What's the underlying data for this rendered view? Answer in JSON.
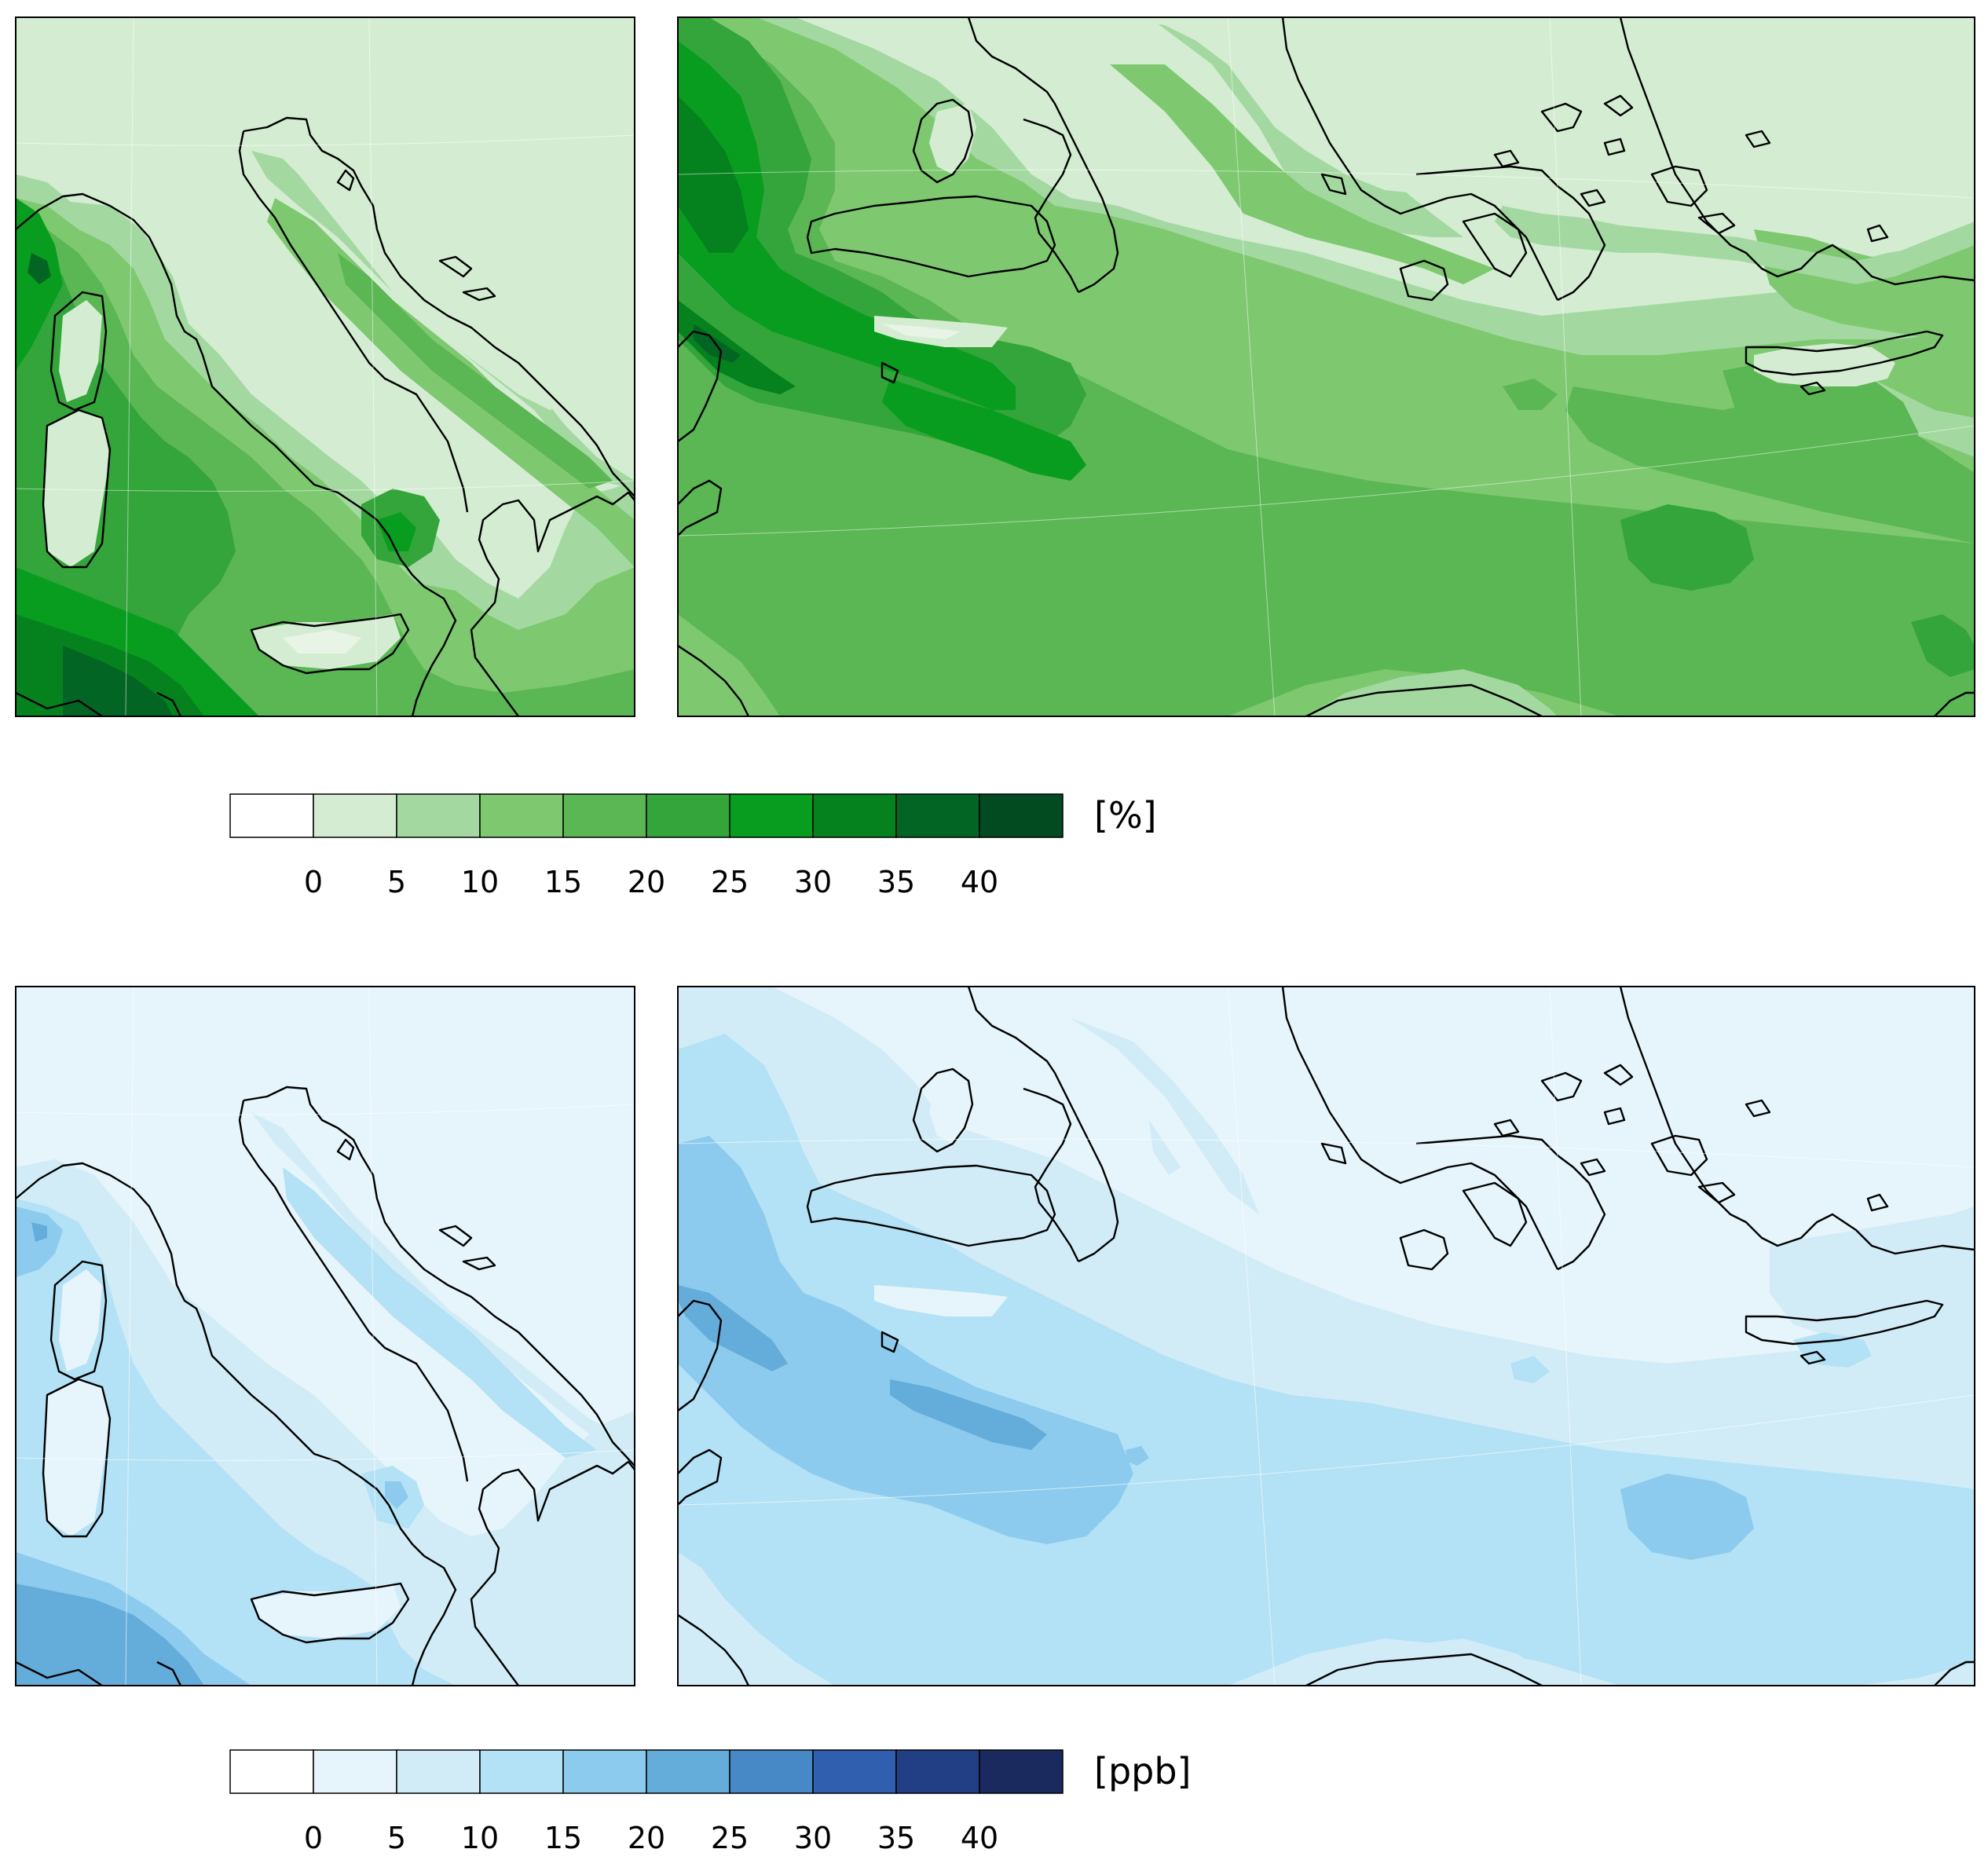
{
  "maps": [
    {
      "name": "italy-percent-map",
      "palette": "greens",
      "field": "italy_pct"
    },
    {
      "name": "med-percent-map",
      "palette": "greens",
      "field": "med_pct"
    },
    {
      "name": "italy-ppb-map",
      "palette": "blues",
      "field": "italy_ppb"
    },
    {
      "name": "med-ppb-map",
      "palette": "blues",
      "field": "med_ppb"
    }
  ],
  "colorbars": [
    {
      "name": "percent",
      "unit": "[%]",
      "ticks": [
        "0",
        "5",
        "10",
        "15",
        "20",
        "25",
        "30",
        "35",
        "40"
      ],
      "colors": [
        "#ffffff",
        "#d4edd2",
        "#a3d9a0",
        "#7ec870",
        "#5bb654",
        "#33a53a",
        "#089d1e",
        "#05821e",
        "#036524",
        "#024a1f"
      ]
    },
    {
      "name": "ppb",
      "unit": "[ppb]",
      "ticks": [
        "0",
        "5",
        "10",
        "15",
        "20",
        "25",
        "30",
        "35",
        "40"
      ],
      "colors": [
        "#ffffff",
        "#e6f4fb",
        "#d1ecf7",
        "#b3e1f5",
        "#8ccbed",
        "#64acda",
        "#4788c7",
        "#2f5fae",
        "#223f85",
        "#1a2a5e"
      ]
    }
  ],
  "coastline_color": "#000000"
}
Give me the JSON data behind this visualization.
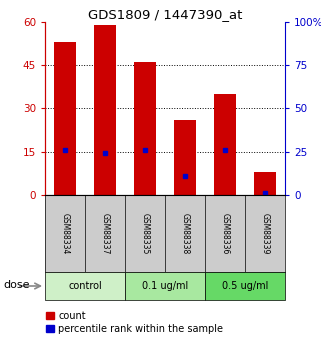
{
  "title": "GDS1809 / 1447390_at",
  "samples": [
    "GSM88334",
    "GSM88337",
    "GSM88335",
    "GSM88338",
    "GSM88336",
    "GSM88339"
  ],
  "bar_heights": [
    53,
    59,
    46,
    26,
    35,
    8
  ],
  "percentile_values": [
    26,
    24,
    26,
    11,
    26,
    1
  ],
  "groups": [
    {
      "label": "control",
      "indices": [
        0,
        1
      ],
      "color": "#cff0c8"
    },
    {
      "label": "0.1 ug/ml",
      "indices": [
        2,
        3
      ],
      "color": "#a8e8a0"
    },
    {
      "label": "0.5 ug/ml",
      "indices": [
        4,
        5
      ],
      "color": "#66d966"
    }
  ],
  "ylim_left": [
    0,
    60
  ],
  "ylim_right": [
    0,
    100
  ],
  "yticks_left": [
    0,
    15,
    30,
    45,
    60
  ],
  "ytick_labels_left": [
    "0",
    "15",
    "30",
    "45",
    "60"
  ],
  "yticks_right": [
    0,
    25,
    50,
    75,
    100
  ],
  "ytick_labels_right": [
    "0",
    "25",
    "50",
    "75",
    "100%"
  ],
  "bar_color": "#cc0000",
  "marker_color": "#0000cc",
  "bar_width": 0.55,
  "left_tick_color": "#cc0000",
  "right_tick_color": "#0000cc",
  "dose_label": "dose",
  "legend_count_label": "count",
  "legend_percentile_label": "percentile rank within the sample",
  "sample_row_color": "#cccccc",
  "bg_color": "#ffffff"
}
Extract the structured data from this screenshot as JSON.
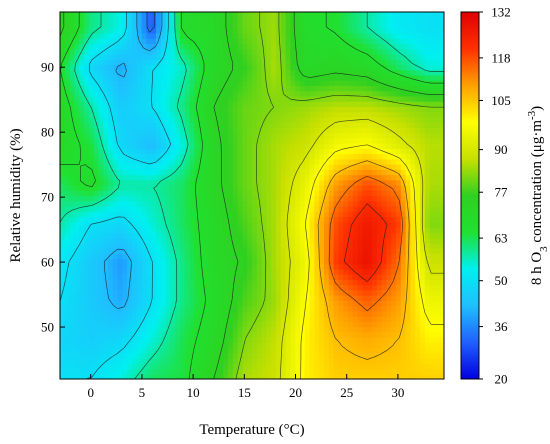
{
  "chart_data": {
    "type": "heatmap",
    "xlabel": "Temperature (°C)",
    "ylabel": "Relative humidity (%)",
    "xlim": [
      -3,
      34.5
    ],
    "ylim": [
      42,
      98.5
    ],
    "xticks": [
      "0",
      "5",
      "10",
      "15",
      "20",
      "25",
      "30"
    ],
    "yticks": [
      "50",
      "60",
      "70",
      "80",
      "90"
    ],
    "colorbar": {
      "label_prefix": "8 h O",
      "label_sub": "3",
      "label_mid": " concentration (μg·m",
      "label_sup": "-3",
      "label_suffix": ")",
      "ticks": [
        "20",
        "36",
        "50",
        "63",
        "77",
        "90",
        "105",
        "118",
        "132"
      ],
      "range": [
        20,
        132
      ],
      "colors": [
        "#0000e0",
        "#2060ff",
        "#1fbfff",
        "#00f0f0",
        "#20e030",
        "#30d020",
        "#c8e000",
        "#ffff00",
        "#ffa000",
        "#ff3000",
        "#e00000"
      ]
    },
    "x": [
      -3,
      0,
      3,
      6,
      9,
      12,
      15,
      18,
      21,
      24,
      27,
      30,
      33
    ],
    "y": [
      42,
      48,
      54,
      60,
      66,
      72,
      78,
      84,
      90,
      96
    ],
    "z": [
      [
        50,
        50,
        55,
        62,
        64,
        74,
        85,
        88,
        100,
        104,
        104,
        104,
        104
      ],
      [
        48,
        46,
        48,
        55,
        63,
        70,
        82,
        87,
        100,
        106,
        108,
        106,
        100
      ],
      [
        50,
        45,
        40,
        50,
        60,
        68,
        78,
        84,
        98,
        110,
        116,
        110,
        95
      ],
      [
        52,
        45,
        38,
        50,
        60,
        70,
        75,
        85,
        95,
        120,
        128,
        115,
        88
      ],
      [
        58,
        50,
        48,
        55,
        62,
        70,
        78,
        85,
        98,
        118,
        126,
        120,
        82
      ],
      [
        62,
        68,
        58,
        58,
        62,
        72,
        80,
        85,
        94,
        110,
        118,
        112,
        85
      ],
      [
        70,
        64,
        48,
        42,
        55,
        72,
        80,
        85,
        88,
        96,
        98,
        92,
        86
      ],
      [
        70,
        58,
        45,
        50,
        60,
        74,
        80,
        82,
        84,
        86,
        86,
        84,
        82
      ],
      [
        66,
        48,
        40,
        50,
        56,
        70,
        76,
        85,
        70,
        72,
        70,
        62,
        55
      ],
      [
        76,
        60,
        54,
        30,
        68,
        70,
        80,
        84,
        68,
        65,
        58,
        52,
        50
      ]
    ]
  }
}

———

__WRITTEN INSTRUCTION__
Identify every line above that includes the word "field", and show those lines.

__FINISHED ANSWER__
      "field": "italy_pct"
      "field": "med_pct"
      "field": "italy_ppb"
      "field": "med_ppb"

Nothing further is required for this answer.